▸ **What you have to do**: Please write out each entry below exactly as it appears.

▸ **Dataset**:
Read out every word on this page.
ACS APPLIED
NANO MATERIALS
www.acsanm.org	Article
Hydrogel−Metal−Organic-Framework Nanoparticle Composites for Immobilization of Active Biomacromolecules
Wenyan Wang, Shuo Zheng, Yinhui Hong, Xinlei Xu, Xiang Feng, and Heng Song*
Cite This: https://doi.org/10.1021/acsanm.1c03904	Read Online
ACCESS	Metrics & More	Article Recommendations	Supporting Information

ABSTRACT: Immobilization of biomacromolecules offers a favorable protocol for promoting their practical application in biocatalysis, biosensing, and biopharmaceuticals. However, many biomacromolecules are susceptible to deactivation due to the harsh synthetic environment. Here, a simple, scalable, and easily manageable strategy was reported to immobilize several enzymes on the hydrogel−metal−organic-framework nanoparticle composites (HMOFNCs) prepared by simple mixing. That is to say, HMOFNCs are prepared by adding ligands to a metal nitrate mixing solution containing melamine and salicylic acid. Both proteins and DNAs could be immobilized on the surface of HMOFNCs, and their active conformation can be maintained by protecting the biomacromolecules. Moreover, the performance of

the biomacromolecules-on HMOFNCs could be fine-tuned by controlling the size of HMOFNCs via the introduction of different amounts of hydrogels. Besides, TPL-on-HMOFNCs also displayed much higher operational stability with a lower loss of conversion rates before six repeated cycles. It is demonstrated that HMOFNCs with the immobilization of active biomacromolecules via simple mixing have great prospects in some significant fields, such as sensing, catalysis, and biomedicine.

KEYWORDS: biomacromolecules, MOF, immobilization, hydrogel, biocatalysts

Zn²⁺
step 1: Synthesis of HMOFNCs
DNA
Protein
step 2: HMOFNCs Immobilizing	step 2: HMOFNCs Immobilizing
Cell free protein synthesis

▸ **Reply**:
Read out every word on this page.
ACS APPLIED
NANO MATERIALS
www.acsanm.org	Article
Hydrogel−Metal−Organic-Framework Nanoparticle Composites for Immobilization of Active Biomacromolecules
Wenyan Wang, Shuo Zheng, Yinhui Hong, Xinlei Xu, Xiang Feng, and Heng Song*
Cite This: https://doi.org/10.1021/acsanm.1c03904	Read Online
ACCESS	Metrics & More	Article Recommendations	Supporting Information

ABSTRACT: Immobilization of biomacromolecules offers a favorable protocol for promoting their practical application in biocatalysis, biosensing, and biopharmaceuticals. However, many biomacromolecules are susceptible to deactivation due to the harsh synthetic environment. Here, a simple, scalable, and easily manageable strategy was reported to immobilize several enzymes on the hydrogel−metal−organic-framework nanoparticle composites (HMOFNCs) prepared by simple mixing. That is to say, HMOFNCs are prepared by adding ligands to a metal nitrate mixing solution containing melamine and salicylic acid. Both proteins and DNAs could be immobilized on the surface of HMOFNCs, and their active conformation can be maintained by protecting the biomacromolecules. Moreover, the performance of

the biomacromolecules-on HMOFNCs could be fine-tuned by controlling the size of HMOFNCs via the introduction of different amounts of hydrogels. Besides, TPL-on-HMOFNCs also displayed much higher operational stability with a lower loss of conversion rates before six repeated cycles. It is demonstrated that HMOFNCs with the immobilization of active biomacromolecules via simple mixing have great prospects in some significant fields, such as sensing, catalysis, and biomedicine.

KEYWORDS: biomacromolecules, MOF, immobilization, hydrogel, biocatalysts

Zn²⁺
step 1: Synthesis of HMOFNCs
DNA
Protein
step 2: HMOFNCs Immobilizing	step 2: HMOFNCs Immobilizing
Cell free protein synthesis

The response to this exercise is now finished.